Find and return each line containing "logo".

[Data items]
*-*-*

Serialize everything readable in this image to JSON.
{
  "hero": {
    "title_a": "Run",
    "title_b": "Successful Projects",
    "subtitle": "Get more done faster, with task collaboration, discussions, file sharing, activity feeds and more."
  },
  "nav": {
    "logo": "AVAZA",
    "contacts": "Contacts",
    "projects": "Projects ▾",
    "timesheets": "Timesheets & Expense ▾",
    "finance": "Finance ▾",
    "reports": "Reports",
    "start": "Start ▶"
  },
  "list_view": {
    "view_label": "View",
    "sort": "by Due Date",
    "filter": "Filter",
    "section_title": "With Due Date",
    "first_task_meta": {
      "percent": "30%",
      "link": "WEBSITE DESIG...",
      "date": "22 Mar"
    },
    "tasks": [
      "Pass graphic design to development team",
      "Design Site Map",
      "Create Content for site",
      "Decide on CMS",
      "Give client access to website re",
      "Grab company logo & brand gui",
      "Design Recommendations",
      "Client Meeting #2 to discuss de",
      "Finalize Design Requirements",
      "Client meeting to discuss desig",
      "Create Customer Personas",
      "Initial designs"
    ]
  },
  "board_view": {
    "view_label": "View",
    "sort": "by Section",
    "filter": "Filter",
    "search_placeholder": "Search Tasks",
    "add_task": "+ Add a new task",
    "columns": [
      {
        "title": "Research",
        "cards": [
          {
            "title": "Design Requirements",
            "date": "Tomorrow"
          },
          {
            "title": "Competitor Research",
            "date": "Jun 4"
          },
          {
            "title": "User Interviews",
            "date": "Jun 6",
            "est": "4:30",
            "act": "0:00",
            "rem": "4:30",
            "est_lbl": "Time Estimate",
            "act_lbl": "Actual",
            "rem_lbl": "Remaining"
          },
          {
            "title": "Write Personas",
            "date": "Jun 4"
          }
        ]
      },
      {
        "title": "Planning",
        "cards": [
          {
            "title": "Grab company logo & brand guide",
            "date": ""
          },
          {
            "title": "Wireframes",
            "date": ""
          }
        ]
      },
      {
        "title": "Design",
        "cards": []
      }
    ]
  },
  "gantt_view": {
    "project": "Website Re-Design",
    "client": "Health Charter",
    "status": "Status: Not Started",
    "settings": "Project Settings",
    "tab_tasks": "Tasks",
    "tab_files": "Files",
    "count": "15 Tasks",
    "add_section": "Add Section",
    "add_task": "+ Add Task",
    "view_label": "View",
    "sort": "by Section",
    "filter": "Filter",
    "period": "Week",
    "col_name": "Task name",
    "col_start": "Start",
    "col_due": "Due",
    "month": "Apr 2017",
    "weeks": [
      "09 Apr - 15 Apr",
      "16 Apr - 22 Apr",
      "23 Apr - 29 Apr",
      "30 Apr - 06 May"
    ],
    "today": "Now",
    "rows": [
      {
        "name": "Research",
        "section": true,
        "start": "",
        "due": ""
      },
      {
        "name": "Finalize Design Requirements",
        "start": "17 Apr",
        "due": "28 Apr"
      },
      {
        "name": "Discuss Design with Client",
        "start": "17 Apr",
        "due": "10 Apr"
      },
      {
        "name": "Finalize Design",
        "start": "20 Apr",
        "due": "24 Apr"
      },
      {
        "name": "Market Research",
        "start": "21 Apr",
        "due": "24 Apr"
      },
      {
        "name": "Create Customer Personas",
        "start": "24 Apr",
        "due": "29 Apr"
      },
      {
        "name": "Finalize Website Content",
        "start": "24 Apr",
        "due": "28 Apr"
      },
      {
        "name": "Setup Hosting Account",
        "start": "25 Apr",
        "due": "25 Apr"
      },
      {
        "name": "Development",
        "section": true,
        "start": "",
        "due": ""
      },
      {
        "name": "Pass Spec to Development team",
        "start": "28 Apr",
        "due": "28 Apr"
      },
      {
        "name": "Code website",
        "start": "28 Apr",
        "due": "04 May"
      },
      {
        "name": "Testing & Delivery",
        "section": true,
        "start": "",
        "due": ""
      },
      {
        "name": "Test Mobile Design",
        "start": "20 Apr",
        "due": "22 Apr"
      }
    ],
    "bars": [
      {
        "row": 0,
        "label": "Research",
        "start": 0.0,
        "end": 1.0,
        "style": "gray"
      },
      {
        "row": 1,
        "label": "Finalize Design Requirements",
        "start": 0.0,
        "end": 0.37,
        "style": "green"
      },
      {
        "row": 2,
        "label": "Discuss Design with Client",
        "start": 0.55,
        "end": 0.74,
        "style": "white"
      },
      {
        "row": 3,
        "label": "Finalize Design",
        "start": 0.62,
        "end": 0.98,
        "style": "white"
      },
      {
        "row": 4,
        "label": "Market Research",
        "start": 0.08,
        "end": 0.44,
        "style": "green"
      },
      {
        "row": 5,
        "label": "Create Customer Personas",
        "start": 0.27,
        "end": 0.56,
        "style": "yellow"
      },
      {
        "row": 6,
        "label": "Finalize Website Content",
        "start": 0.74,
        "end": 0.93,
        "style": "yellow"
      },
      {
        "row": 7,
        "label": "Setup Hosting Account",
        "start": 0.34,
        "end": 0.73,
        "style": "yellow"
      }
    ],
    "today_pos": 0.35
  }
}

*-*-*

- In response:
    "logo": "AVAZA",
      "Grab company logo & brand gui",
            "title": "Grab company logo & brand guide",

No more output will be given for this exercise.